BEGIN DATA FOR THIS EXERCISE
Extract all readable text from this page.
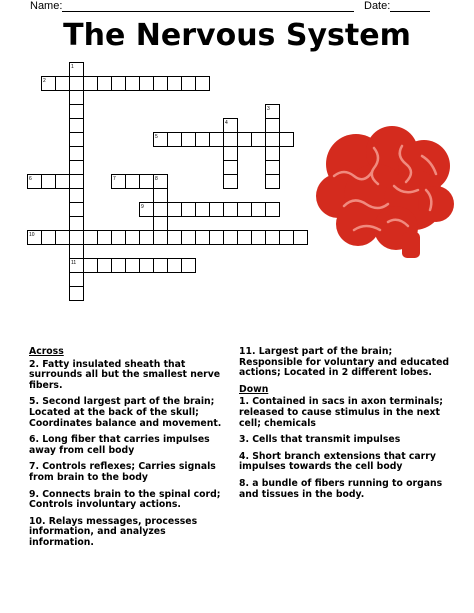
Name:	Date:
The Nervous System
1
2
3
4
5
6	7	8
9
10
11
Across
2. Fatty insulated sheath that surrounds all but the smallest nerve fibers.
5. Second largest part of the brain; Located at the back of the skull; Coordinates balance and movement.
6. Long fiber that carries impulses away from cell body
7. Controls reflexes; Carries signals from brain to the body
9. Connects brain to the spinal cord; Controls involuntary actions.
10. Relays messages, processes information, and analyzes information.
11. Largest part of the brain; Responsible for voluntary and educated actions; Located in 2 different lobes.
Down
1. Contained in sacs in axon terminals; released to cause stimulus in the next cell; chemicals
3. Cells that transmit impulses
4. Short branch extensions that carry impulses towards the cell body
8. a bundle of fibers running to organs and tissues in the body.
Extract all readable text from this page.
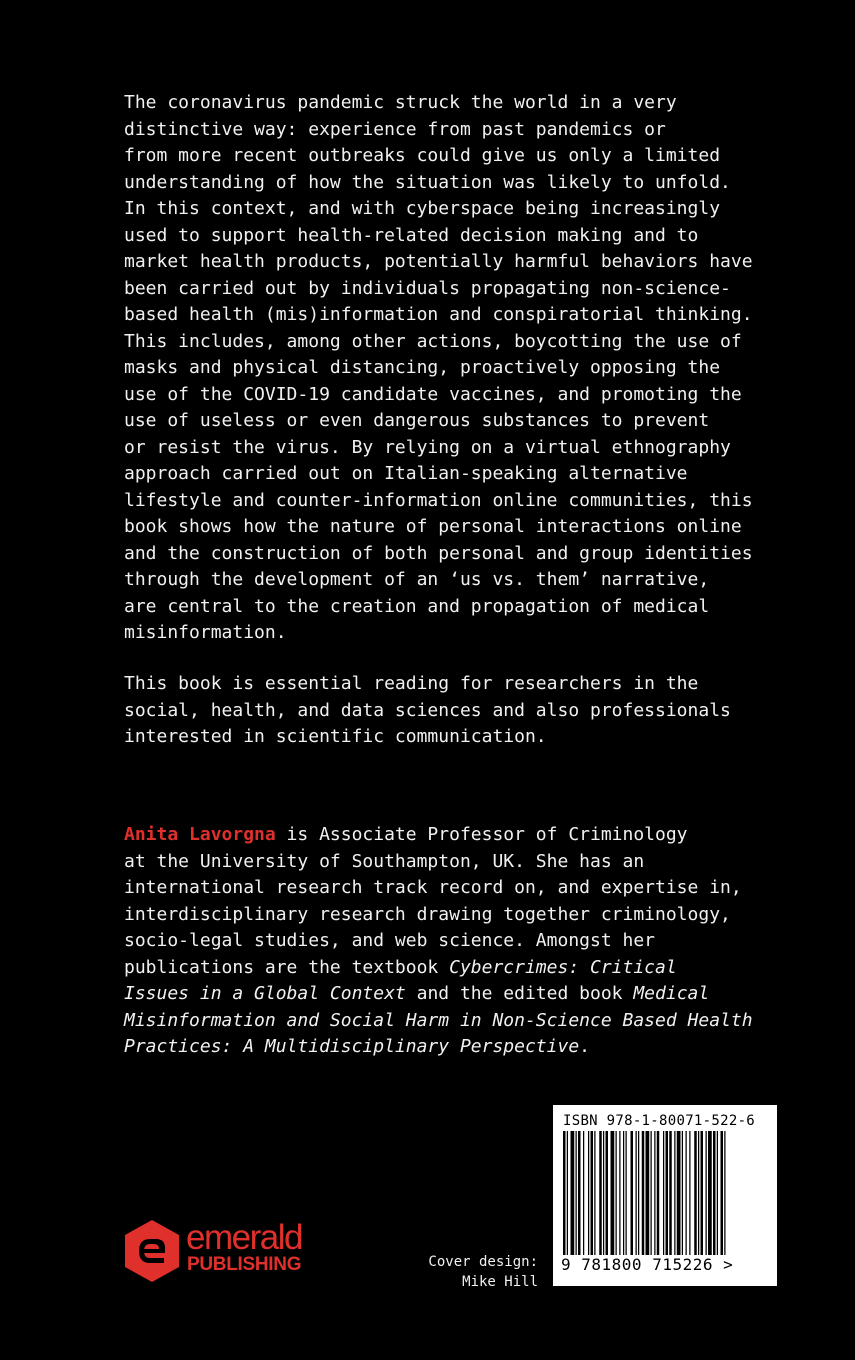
The coronavirus pandemic struck the world in a very
distinctive way: experience from past pandemics or
from more recent outbreaks could give us only a limited
understanding of how the situation was likely to unfold.
In this context, and with cyberspace being increasingly
used to support health-related decision making and to
market health products, potentially harmful behaviors have
been carried out by individuals propagating non-science-
based health (mis)information and conspiratorial thinking.
This includes, among other actions, boycotting the use of
masks and physical distancing, proactively opposing the
use of the COVID-19 candidate vaccines, and promoting the
use of useless or even dangerous substances to prevent
or resist the virus. By relying on a virtual ethnography
approach carried out on Italian-speaking alternative
lifestyle and counter-information online communities, this
book shows how the nature of personal interactions online
and the construction of both personal and group identities
through the development of an ‘us vs. them’ narrative,
are central to the creation and propagation of medical
misinformation.
This book is essential reading for researchers in the
social, health, and data sciences and also professionals
interested in scientific communication.
Anita Lavorgna is Associate Professor of Criminology
at the University of Southampton, UK. She has an
international research track record on, and expertise in,
interdisciplinary research drawing together criminology,
socio-legal studies, and web science. Amongst her
publications are the textbook Cybercrimes: Critical
Issues in a Global Context and the edited book Medical
Misinformation and Social Harm in Non-Science Based Health
Practices: A Multidisciplinary Perspective.
emerald
PUBLISHING	Cover design:
Mike Hill
ISBN 978-1-80071-522-6
9 781800 715226 >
END DATA FOR THIS EXERCISE
## PROBLEM STATEMENT
With the images left out, output all the entries above exactly.

## SOLUTION
Extract all readable text from this page.
Name:	Date:
The Nervous System
1
2
3
4
5
6	7	8
9
10
11
Across
2. Fatty insulated sheath that surrounds all but the smallest nerve fibers.
5. Second largest part of the brain; Located at the back of the skull; Coordinates balance and movement.
6. Long fiber that carries impulses away from cell body
7. Controls reflexes; Carries signals from brain to the body
9. Connects brain to the spinal cord; Controls involuntary actions.
10. Relays messages, processes information, and analyzes information.
11. Largest part of the brain; Responsible for voluntary and educated actions; Located in 2 different lobes.
Down
1. Contained in sacs in axon terminals; released to cause stimulus in the next cell; chemicals
3. Cells that transmit impulses
4. Short branch extensions that carry impulses towards the cell body
8. a bundle of fibers running to organs and tissues in the body.
Extract all readable text from this page.
The coronavirus pandemic struck the world in a very
distinctive way: experience from past pandemics or
from more recent outbreaks could give us only a limited
understanding of how the situation was likely to unfold.
In this context, and with cyberspace being increasingly
used to support health-related decision making and to
market health products, potentially harmful behaviors have
been carried out by individuals propagating non-science-
based health (mis)information and conspiratorial thinking.
This includes, among other actions, boycotting the use of
masks and physical distancing, proactively opposing the
use of the COVID-19 candidate vaccines, and promoting the
use of useless or even dangerous substances to prevent
or resist the virus. By relying on a virtual ethnography
approach carried out on Italian-speaking alternative
lifestyle and counter-information online communities, this
book shows how the nature of personal interactions online
and the construction of both personal and group identities
through the development of an ‘us vs. them’ narrative,
are central to the creation and propagation of medical
misinformation.
This book is essential reading for researchers in the
social, health, and data sciences and also professionals
interested in scientific communication.
Anita Lavorgna is Associate Professor of Criminology
at the University of Southampton, UK. She has an
international research track record on, and expertise in,
interdisciplinary research drawing together criminology,
socio-legal studies, and web science. Amongst her
publications are the textbook Cybercrimes: Critical
Issues in a Global Context and the edited book Medical
Misinformation and Social Harm in Non-Science Based Health
Practices: A Multidisciplinary Perspective.
emerald
PUBLISHING	Cover design:
Mike Hill
ISBN 978-1-80071-522-6
9 781800 715226 >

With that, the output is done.